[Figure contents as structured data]
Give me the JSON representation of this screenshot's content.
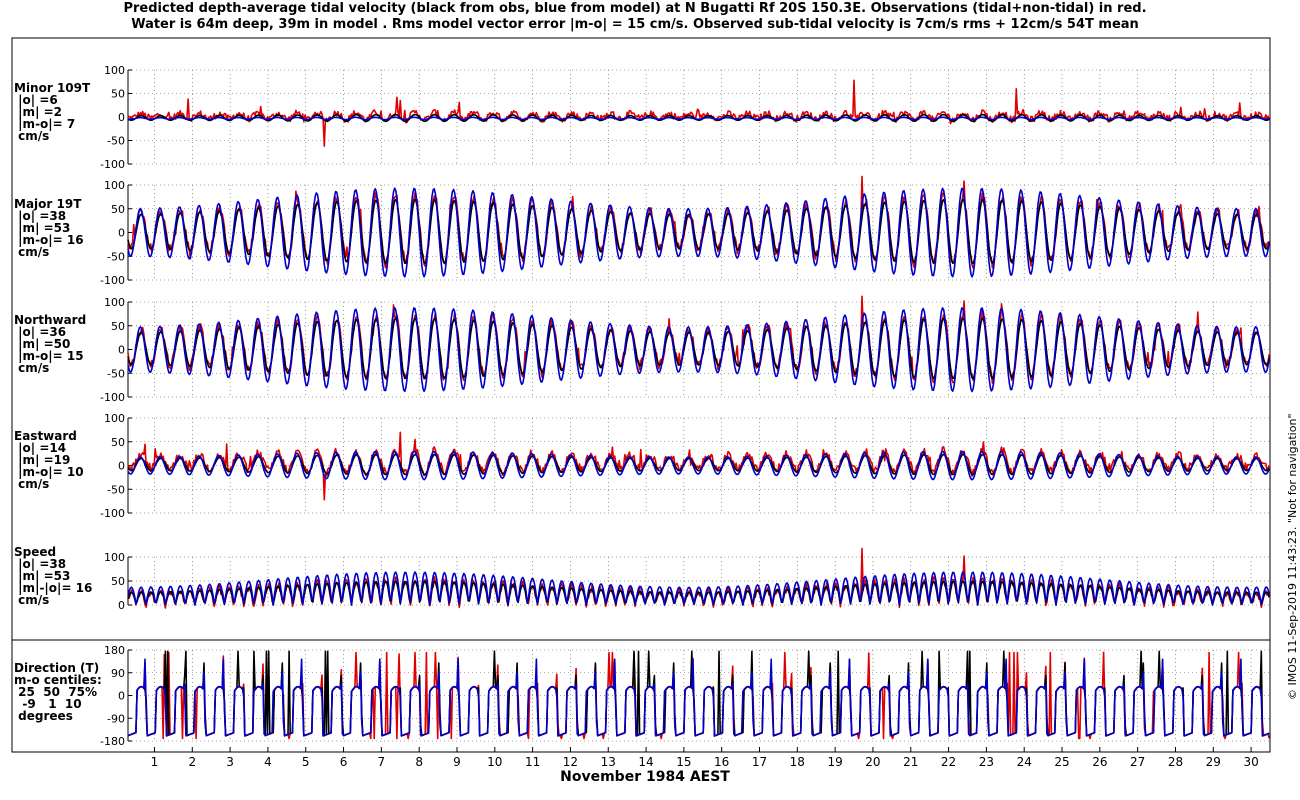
{
  "title_line1": "Predicted depth-average tidal velocity (black from obs, blue from model) at N Bugatti Rf 20S 150.3E. Observations (tidal+non-tidal) in red.",
  "title_line2": "Water is 64m deep, 39m in model . Rms model vector error |m-o| = 15 cm/s. Observed sub-tidal velocity is 7cm/s rms + 12cm/s 54T mean",
  "x_axis_label": "November 1984 AEST",
  "side_note": "© IMOS 11-Sep-2019 11:43:23. \"Not for navigation\"",
  "colors": {
    "observed_tidal": "#000000",
    "model": "#0000cc",
    "observations": "#e00000",
    "grid": "#555555"
  },
  "chart_data": [
    {
      "type": "line",
      "panel_label": [
        "Minor 109T",
        " |o| =6",
        " |m| =2",
        " |m-o|= 7",
        " cm/s"
      ],
      "x_range": [
        0.3,
        30.5
      ],
      "ylim": [
        -100,
        100
      ],
      "yticks": [
        -100,
        -50,
        0,
        50,
        100
      ],
      "grid": true,
      "series": [
        {
          "name": "black from obs",
          "amplitude": 6,
          "mean": -2,
          "modulation": 0.2
        },
        {
          "name": "blue from model",
          "amplitude": 2,
          "mean": -3,
          "modulation": 0.2
        },
        {
          "name": "Observations (tidal+non-tidal)",
          "amplitude": 6,
          "mean": 2,
          "noise": 7,
          "spikes": [
            [
              5.5,
              -62
            ],
            [
              7.4,
              42
            ],
            [
              7.5,
              35
            ],
            [
              19.5,
              78
            ],
            [
              23.8,
              60
            ],
            [
              1.9,
              38
            ],
            [
              29.7,
              30
            ]
          ]
        }
      ]
    },
    {
      "type": "line",
      "panel_label": [
        "Major 19T",
        " |o| =38",
        " |m| =53",
        " |m-o|= 16",
        " cm/s"
      ],
      "x_range": [
        0.3,
        30.5
      ],
      "ylim": [
        -100,
        100
      ],
      "yticks": [
        -100,
        -50,
        0,
        50,
        100
      ],
      "grid": true,
      "series": [
        {
          "name": "black from obs",
          "amplitude": 52,
          "mean": 2,
          "modulation": 0.3
        },
        {
          "name": "blue from model",
          "amplitude": 72,
          "mean": 0,
          "modulation": 0.3
        },
        {
          "name": "Observations (tidal+non-tidal)",
          "amplitude": 55,
          "mean": 5,
          "noise": 10,
          "spikes": [
            [
              19.7,
              118
            ],
            [
              22.4,
              108
            ],
            [
              7.6,
              -40
            ]
          ]
        }
      ]
    },
    {
      "type": "line",
      "panel_label": [
        "Northward",
        " |o| =36",
        " |m| =50",
        " |m-o|= 15",
        " cm/s"
      ],
      "x_range": [
        0.3,
        30.5
      ],
      "ylim": [
        -100,
        100
      ],
      "yticks": [
        -100,
        -50,
        0,
        50,
        100
      ],
      "grid": true,
      "series": [
        {
          "name": "black from obs",
          "amplitude": 49,
          "mean": 2,
          "modulation": 0.3
        },
        {
          "name": "blue from model",
          "amplitude": 68,
          "mean": 0,
          "modulation": 0.3
        },
        {
          "name": "Observations (tidal+non-tidal)",
          "amplitude": 52,
          "mean": 5,
          "noise": 10,
          "spikes": [
            [
              19.7,
              112
            ],
            [
              22.4,
              102
            ]
          ]
        }
      ]
    },
    {
      "type": "line",
      "panel_label": [
        "Eastward",
        " |o| =14",
        " |m| =19",
        " |m-o|= 10",
        " cm/s"
      ],
      "x_range": [
        0.3,
        30.5
      ],
      "ylim": [
        -100,
        100
      ],
      "yticks": [
        -100,
        -50,
        0,
        50,
        100
      ],
      "grid": true,
      "series": [
        {
          "name": "black from obs",
          "amplitude": 17,
          "mean": 2,
          "modulation": 0.25
        },
        {
          "name": "blue from model",
          "amplitude": 24,
          "mean": 0,
          "modulation": 0.25
        },
        {
          "name": "Observations (tidal+non-tidal)",
          "amplitude": 18,
          "mean": 8,
          "noise": 9,
          "spikes": [
            [
              5.5,
              -72
            ],
            [
              7.5,
              70
            ],
            [
              7.9,
              55
            ],
            [
              2.9,
              45
            ]
          ]
        }
      ]
    },
    {
      "type": "line",
      "panel_label": [
        "Speed",
        " |o| =38",
        " |m| =53",
        " |m|-|o|= 16",
        " cm/s"
      ],
      "x_range": [
        0.3,
        30.5
      ],
      "ylim": [
        0,
        100
      ],
      "yticks": [
        0,
        50,
        100
      ],
      "grid": true,
      "series": [
        {
          "name": "black from obs",
          "amplitude": 38,
          "mean": 0,
          "modulation": 0.3
        },
        {
          "name": "blue from model",
          "amplitude": 53,
          "mean": 0,
          "modulation": 0.3
        },
        {
          "name": "Observations (tidal+non-tidal)",
          "amplitude": 40,
          "mean": 0,
          "noise": 8,
          "spikes": [
            [
              19.7,
              118
            ],
            [
              22.4,
              102
            ]
          ]
        }
      ]
    },
    {
      "type": "line",
      "panel_label": [
        "Direction (T)",
        "m-o centiles:",
        " 25  50  75%",
        "  -9   1  10",
        " degrees"
      ],
      "x_range": [
        0.3,
        30.5
      ],
      "ylim": [
        -180,
        180
      ],
      "yticks": [
        -180,
        -90,
        0,
        90,
        180
      ],
      "grid": true,
      "series": [
        {
          "name": "black from obs",
          "kind": "direction"
        },
        {
          "name": "blue from model",
          "kind": "direction"
        },
        {
          "name": "Observations (tidal+non-tidal)",
          "kind": "direction"
        }
      ]
    }
  ],
  "x_tick_labels": [
    "1",
    "2",
    "3",
    "4",
    "5",
    "6",
    "7",
    "8",
    "9",
    "10",
    "11",
    "12",
    "13",
    "14",
    "15",
    "16",
    "17",
    "18",
    "19",
    "20",
    "21",
    "22",
    "23",
    "24",
    "25",
    "26",
    "27",
    "28",
    "29",
    "30"
  ]
}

● **The task**:
Go through the material line by line. Show each line that contains the string "velocity".

● **Task answer**:
  "title_line1": "Predicted depth-average tidal velocity (black from obs, blue from model) at N Bugatti Rf 20S 150.3E. Observations (tidal+non-tidal) in red.",
  "title_line2": "Water is 64m deep, 39m in model . Rms model vector error |m-o| = 15 cm/s. Observed sub-tidal velocity is 7cm/s rms + 12cm/s 54T mean",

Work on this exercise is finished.